[TASK MATERIAL start]
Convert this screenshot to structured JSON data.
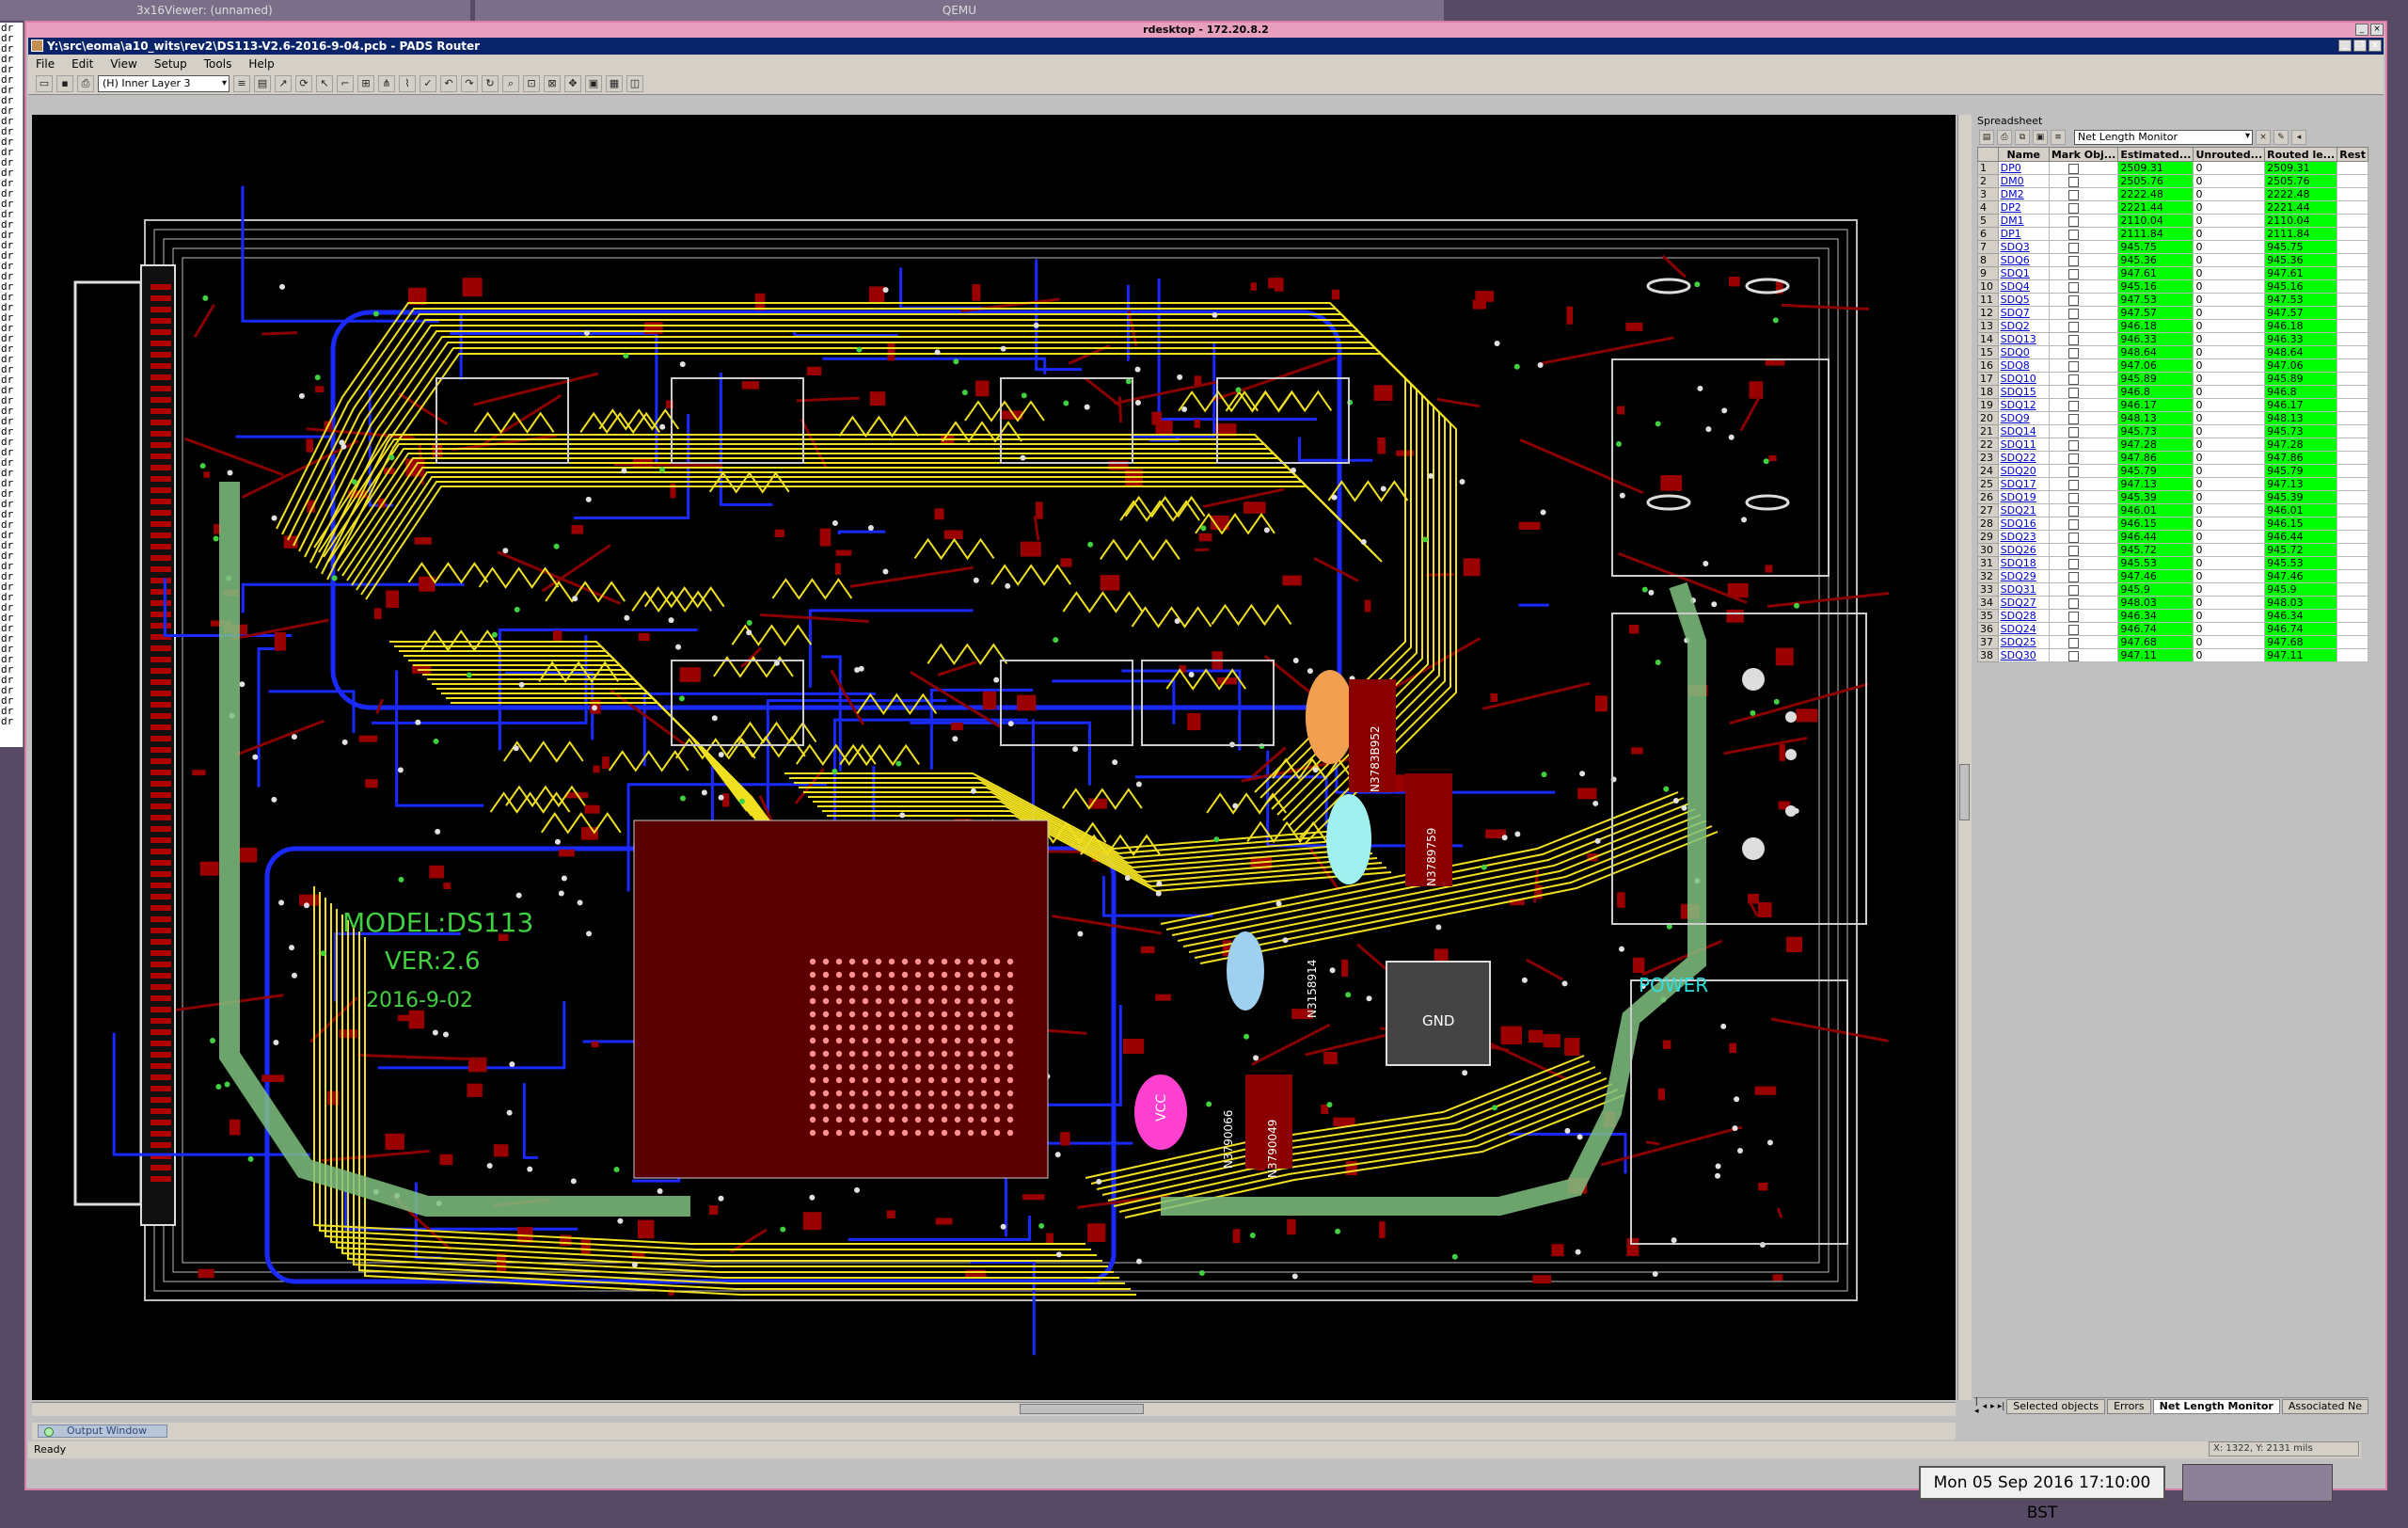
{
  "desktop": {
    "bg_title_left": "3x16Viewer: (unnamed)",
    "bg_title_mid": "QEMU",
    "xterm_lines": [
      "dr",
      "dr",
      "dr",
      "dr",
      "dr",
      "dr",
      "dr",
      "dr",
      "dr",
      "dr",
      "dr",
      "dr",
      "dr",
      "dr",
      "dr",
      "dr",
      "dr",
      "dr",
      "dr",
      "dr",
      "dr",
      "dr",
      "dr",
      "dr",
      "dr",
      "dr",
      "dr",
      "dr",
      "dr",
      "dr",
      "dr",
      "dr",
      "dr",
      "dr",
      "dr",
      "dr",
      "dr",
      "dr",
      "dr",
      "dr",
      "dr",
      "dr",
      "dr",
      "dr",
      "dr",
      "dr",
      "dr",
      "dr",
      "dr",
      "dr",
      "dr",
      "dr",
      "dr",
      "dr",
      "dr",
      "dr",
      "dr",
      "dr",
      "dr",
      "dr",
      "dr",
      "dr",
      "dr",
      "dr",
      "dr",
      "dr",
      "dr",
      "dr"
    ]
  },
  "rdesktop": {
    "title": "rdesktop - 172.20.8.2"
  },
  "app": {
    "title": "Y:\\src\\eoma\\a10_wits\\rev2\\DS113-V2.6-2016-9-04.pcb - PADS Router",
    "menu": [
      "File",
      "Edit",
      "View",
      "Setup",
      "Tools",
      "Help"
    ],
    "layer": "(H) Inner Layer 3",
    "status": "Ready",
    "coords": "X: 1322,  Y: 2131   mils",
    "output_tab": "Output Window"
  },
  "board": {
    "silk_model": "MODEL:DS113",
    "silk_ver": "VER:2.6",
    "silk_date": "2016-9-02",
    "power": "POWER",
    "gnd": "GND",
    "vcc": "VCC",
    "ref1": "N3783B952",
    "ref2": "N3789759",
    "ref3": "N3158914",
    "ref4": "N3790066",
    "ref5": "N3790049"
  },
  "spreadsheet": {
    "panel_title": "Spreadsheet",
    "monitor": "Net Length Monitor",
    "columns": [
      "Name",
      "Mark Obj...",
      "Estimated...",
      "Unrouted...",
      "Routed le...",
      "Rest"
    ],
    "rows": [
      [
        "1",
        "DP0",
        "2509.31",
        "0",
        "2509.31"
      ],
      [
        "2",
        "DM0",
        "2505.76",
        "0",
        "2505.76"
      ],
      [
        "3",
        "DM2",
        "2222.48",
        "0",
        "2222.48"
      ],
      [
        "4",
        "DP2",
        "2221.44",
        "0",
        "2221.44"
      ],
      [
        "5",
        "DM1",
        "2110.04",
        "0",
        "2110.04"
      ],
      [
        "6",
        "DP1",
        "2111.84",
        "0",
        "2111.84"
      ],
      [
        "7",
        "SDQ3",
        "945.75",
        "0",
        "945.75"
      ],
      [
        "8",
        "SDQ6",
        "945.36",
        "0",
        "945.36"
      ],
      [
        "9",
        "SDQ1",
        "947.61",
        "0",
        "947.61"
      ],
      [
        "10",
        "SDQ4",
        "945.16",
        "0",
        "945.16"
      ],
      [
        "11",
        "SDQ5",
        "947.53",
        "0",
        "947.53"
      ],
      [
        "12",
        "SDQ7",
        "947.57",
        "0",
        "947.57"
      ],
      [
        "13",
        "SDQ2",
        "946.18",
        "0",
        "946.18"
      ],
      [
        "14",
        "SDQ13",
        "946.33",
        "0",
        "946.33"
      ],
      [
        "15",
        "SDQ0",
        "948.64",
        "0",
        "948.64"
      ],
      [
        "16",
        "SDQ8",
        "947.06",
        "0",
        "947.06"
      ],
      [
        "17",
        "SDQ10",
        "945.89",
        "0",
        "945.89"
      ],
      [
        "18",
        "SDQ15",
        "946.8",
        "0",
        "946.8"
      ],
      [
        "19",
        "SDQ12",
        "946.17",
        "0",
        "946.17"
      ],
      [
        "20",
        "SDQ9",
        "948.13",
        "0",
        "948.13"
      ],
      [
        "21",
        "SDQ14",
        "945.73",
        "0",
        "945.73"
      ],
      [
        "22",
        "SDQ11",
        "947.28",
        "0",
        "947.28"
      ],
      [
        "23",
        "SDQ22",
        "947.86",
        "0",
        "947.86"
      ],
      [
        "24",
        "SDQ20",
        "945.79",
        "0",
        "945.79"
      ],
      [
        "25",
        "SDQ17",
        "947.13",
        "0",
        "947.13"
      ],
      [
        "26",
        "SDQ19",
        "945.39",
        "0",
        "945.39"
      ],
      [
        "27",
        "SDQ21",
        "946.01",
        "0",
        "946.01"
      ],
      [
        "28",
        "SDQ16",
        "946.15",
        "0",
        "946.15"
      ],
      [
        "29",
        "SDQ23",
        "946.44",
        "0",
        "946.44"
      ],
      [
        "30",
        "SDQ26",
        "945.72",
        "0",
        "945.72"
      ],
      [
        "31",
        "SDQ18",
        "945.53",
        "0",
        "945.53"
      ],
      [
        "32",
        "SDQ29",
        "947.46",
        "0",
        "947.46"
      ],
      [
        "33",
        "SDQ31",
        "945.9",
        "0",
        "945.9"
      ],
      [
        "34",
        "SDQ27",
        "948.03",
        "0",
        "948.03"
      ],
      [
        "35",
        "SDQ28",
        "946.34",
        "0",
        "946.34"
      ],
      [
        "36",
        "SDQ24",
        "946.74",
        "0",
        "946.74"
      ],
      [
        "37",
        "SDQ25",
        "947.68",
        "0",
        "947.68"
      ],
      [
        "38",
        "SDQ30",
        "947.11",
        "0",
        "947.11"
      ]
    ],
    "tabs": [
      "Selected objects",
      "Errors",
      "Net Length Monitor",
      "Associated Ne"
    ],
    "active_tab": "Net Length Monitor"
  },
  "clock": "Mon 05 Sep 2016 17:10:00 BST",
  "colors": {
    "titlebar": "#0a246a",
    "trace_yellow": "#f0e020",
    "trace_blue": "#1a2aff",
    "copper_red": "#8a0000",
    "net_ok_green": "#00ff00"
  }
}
[TASK MATERIAL end]
[TASK MATERIAL start]
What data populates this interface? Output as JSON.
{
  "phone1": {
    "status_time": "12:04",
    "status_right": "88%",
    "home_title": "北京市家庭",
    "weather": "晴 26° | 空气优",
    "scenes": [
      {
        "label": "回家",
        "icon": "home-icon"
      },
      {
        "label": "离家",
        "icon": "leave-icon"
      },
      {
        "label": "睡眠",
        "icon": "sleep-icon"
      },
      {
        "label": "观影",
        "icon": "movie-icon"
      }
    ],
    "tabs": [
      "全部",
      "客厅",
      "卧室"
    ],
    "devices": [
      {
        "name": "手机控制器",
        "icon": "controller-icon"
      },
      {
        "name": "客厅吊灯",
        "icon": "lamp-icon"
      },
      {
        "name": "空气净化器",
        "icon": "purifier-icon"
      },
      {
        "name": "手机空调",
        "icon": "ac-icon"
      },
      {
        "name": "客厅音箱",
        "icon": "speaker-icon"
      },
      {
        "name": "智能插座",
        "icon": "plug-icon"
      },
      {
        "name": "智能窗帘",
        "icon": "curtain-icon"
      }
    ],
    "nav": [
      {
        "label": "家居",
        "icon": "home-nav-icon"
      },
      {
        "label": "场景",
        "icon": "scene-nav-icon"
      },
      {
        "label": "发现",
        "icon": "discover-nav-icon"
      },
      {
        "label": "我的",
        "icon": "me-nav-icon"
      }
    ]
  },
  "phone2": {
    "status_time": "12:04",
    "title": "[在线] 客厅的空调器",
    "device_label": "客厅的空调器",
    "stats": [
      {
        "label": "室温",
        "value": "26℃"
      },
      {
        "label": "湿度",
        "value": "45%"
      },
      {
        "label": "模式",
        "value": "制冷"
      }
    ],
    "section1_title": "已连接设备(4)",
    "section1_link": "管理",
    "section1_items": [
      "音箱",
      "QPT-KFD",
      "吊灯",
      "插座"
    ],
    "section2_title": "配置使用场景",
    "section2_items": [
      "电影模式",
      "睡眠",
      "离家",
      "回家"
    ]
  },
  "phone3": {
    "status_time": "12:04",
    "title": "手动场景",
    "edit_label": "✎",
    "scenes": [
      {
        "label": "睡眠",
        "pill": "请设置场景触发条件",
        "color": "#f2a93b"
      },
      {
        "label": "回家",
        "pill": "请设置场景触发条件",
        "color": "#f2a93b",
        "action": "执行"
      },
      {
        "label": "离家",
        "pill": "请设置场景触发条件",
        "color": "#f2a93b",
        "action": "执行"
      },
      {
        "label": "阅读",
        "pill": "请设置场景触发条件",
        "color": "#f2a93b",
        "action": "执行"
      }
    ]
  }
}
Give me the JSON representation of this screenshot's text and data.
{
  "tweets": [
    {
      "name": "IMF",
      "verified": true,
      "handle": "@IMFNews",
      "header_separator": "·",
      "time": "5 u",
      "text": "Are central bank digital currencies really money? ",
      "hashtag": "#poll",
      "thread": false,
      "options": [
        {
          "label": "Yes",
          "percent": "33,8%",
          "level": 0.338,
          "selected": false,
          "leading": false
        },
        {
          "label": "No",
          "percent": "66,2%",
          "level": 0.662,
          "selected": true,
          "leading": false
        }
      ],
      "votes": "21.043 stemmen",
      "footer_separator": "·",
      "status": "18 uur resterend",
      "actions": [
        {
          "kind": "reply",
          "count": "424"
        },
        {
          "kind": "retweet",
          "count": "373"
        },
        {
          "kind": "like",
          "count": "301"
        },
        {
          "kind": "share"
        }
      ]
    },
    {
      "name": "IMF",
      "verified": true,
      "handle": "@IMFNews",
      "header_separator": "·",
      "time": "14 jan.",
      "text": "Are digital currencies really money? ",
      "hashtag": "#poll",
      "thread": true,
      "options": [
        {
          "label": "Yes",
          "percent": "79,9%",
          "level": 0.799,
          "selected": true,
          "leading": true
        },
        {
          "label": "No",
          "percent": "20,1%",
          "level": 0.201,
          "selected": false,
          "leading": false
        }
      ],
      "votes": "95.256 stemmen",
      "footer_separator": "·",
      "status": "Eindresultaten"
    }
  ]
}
[TASK MATERIAL end]
[TASK MATERIAL start]
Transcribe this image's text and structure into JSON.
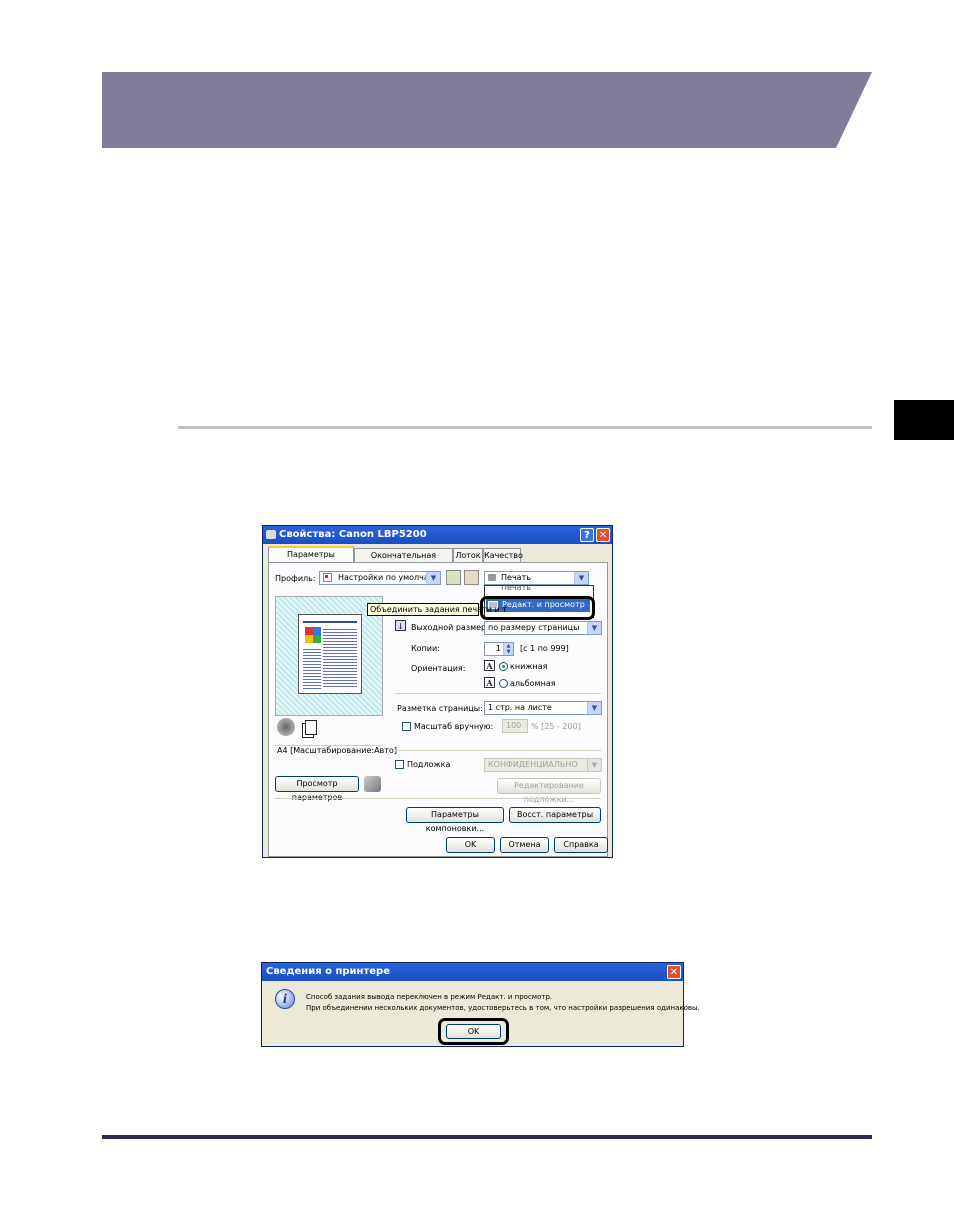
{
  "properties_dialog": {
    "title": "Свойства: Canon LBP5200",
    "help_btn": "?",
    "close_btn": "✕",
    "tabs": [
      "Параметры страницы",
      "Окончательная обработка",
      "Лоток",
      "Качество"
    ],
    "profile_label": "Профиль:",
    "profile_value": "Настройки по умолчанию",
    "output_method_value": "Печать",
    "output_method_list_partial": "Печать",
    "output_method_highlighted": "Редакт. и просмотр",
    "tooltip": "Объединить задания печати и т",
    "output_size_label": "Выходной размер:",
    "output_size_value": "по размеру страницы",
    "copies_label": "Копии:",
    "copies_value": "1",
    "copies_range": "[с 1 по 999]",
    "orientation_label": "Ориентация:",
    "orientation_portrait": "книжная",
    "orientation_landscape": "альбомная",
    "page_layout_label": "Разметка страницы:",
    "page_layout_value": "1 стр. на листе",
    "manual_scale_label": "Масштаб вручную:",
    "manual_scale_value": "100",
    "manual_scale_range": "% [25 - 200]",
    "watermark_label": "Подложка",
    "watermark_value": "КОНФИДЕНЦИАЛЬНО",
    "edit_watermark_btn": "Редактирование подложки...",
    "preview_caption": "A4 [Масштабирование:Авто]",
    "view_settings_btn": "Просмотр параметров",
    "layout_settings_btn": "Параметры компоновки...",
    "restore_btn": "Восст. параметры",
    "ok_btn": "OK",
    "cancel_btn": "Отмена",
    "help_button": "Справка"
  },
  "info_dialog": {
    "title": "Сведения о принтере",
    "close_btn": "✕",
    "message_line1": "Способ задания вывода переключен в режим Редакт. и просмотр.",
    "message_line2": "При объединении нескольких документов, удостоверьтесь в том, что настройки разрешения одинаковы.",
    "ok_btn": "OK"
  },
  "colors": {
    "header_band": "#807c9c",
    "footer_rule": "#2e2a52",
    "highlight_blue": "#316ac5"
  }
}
[TASK MATERIAL end]
Say how many lines hold the word "really", giving the number and nothing else.

COMPLETE ANSWER: 2